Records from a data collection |

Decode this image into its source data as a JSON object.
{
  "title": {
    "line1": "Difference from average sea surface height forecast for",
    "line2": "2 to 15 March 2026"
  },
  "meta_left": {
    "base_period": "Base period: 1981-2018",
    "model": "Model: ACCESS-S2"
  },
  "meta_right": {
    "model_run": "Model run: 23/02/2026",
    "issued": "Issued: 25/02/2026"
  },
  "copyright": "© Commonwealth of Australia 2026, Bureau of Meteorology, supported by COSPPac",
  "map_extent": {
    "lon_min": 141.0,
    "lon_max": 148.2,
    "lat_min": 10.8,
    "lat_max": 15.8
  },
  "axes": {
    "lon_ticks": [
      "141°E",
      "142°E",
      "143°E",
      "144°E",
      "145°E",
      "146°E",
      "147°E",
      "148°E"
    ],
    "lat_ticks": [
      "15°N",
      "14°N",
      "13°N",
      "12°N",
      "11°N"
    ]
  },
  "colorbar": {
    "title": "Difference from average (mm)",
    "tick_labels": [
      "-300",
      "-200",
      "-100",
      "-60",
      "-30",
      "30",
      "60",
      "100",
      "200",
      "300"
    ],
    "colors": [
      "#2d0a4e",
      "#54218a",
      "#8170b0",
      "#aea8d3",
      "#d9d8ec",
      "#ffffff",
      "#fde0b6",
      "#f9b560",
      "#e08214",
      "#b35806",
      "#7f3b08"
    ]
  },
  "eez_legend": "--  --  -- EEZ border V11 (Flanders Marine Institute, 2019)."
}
--
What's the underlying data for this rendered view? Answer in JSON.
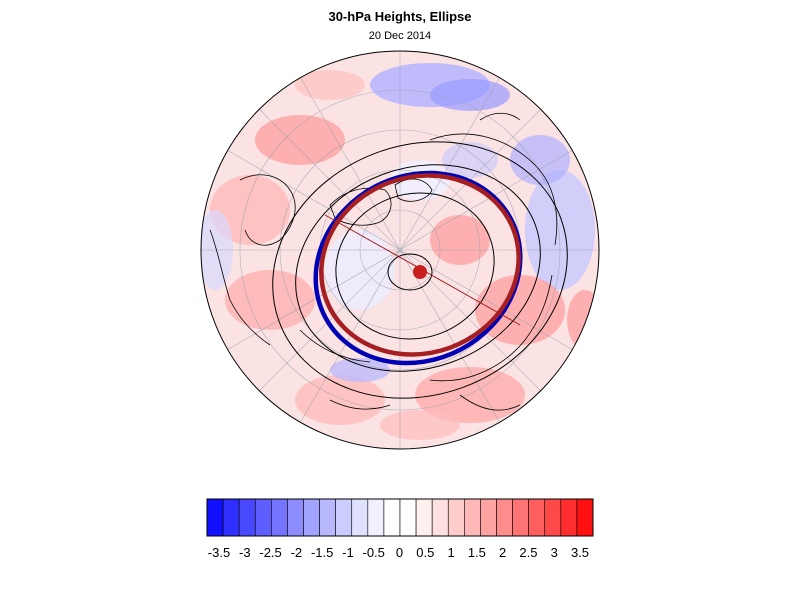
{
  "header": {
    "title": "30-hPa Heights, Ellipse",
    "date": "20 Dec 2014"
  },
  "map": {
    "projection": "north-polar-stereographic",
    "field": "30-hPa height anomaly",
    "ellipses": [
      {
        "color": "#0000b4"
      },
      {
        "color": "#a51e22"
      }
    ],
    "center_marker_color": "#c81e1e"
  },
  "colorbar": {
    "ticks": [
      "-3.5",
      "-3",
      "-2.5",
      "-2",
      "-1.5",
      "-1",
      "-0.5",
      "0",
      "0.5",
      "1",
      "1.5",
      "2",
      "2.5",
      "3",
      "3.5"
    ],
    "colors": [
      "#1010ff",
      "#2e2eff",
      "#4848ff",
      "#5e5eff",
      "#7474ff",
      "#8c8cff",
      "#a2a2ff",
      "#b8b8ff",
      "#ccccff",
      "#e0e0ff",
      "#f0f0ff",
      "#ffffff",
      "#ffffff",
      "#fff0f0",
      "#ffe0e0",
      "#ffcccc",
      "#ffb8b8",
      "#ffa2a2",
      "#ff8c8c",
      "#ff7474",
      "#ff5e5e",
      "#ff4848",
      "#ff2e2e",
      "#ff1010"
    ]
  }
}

What is required | In the records above, find each line that holds the word "Model"; copy all such lines.

Reply |
    "model": "Model: ACCESS-S2"
    "model_run": "Model run: 23/02/2026",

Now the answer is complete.